• [Stated goal] Copy out all lines that carry the word "JSON".

[Data records]
____________________

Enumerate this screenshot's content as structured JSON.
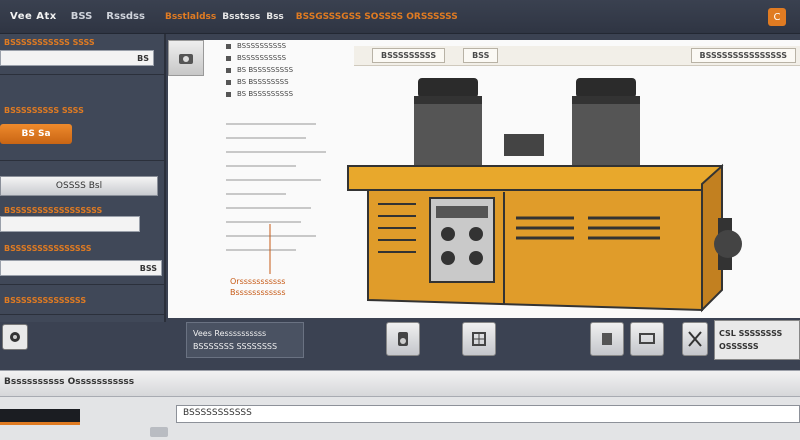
{
  "titlebar": {
    "app_title": "Vee Atx",
    "menu": [
      "BSS",
      "Rssdss"
    ],
    "tabs": [
      "Bsstlaldss",
      "Bsstsss",
      "Bss"
    ],
    "orange_text": "BSSGSSSGSS SOSSSS ORSSSSSS",
    "corner_label": "C"
  },
  "left_panel": {
    "label1": "BSSSSSSSSSSS SSSS",
    "input1_suffix": "BS",
    "label2": "BSSSSSSSSS SSSS",
    "orange_button": "BS Sa",
    "gray_button": "OSSSS Bsl",
    "label3": "BSSSSSSSSSSSSSSSSS",
    "label4": "BSSSSSSSSSSSSSSS",
    "input3_suffix": "BSS",
    "label5": "BSSSSSSSSSSSSSS"
  },
  "canvas": {
    "data_rows": [
      "BSSSSSSSSSS",
      "BSSSSSSSSSS",
      "BS BSSSSSSSSS",
      "BS BSSSSSSSS",
      "BS BSSSSSSSSS"
    ],
    "toolbar": [
      "BSSSSSSSSS",
      "BSS",
      "BSSSSSSSSSSSSSSS"
    ],
    "annotation_line1": "Orsssssssssss",
    "annotation_line2": "Bssssssssssss"
  },
  "bottom_bar": {
    "status_line1": "Vees Ressssssssss",
    "status_line2": "BSSSSSSS SSSSSSSS",
    "info_line1": "CSL SSSSSSSS",
    "info_line2": "OSSSSSS"
  },
  "lower": {
    "title": "Bssssssssss Osssssssssss",
    "footer_field": "BSSSSSSSSSSS"
  },
  "colors": {
    "accent": "#e07b22",
    "machine": "#e0a336",
    "panel": "#3b4252"
  }
}
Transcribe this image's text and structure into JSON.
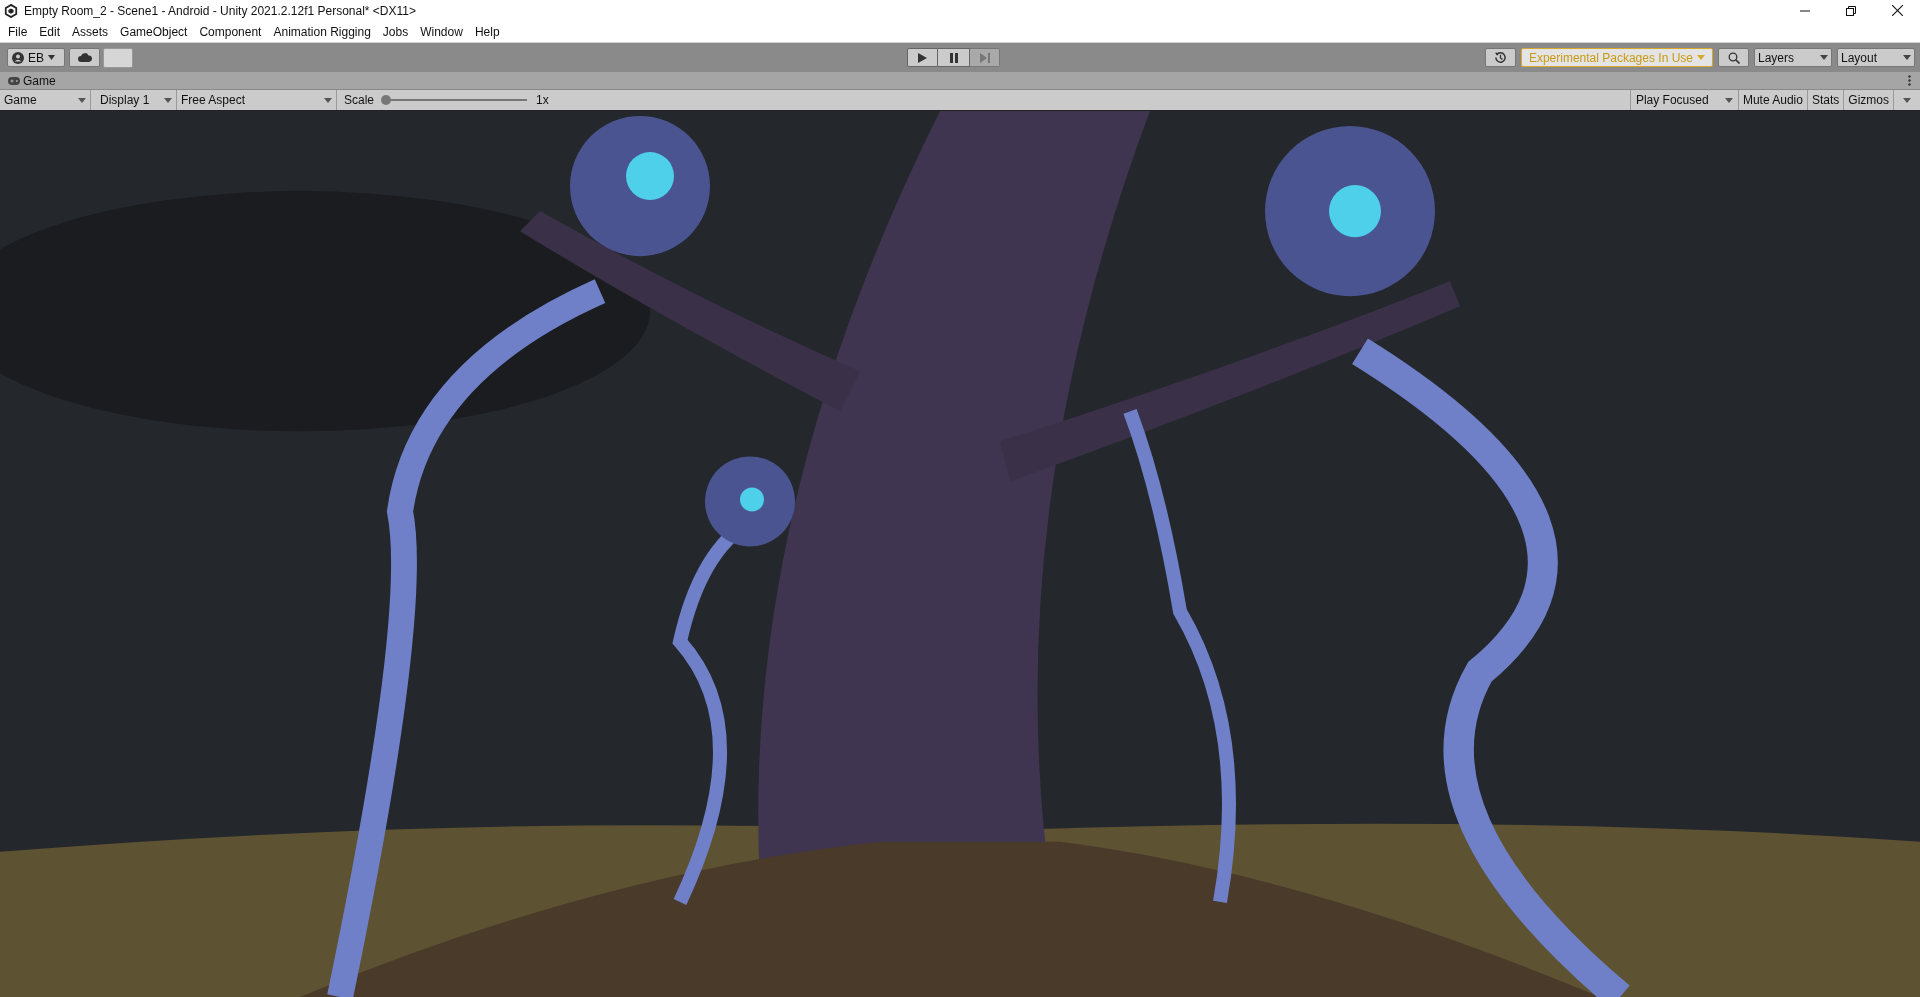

____________________

• [Full output]
Enumerate this screenshot's content as structured JSON.
Transcribe this image's text and structure into JSON.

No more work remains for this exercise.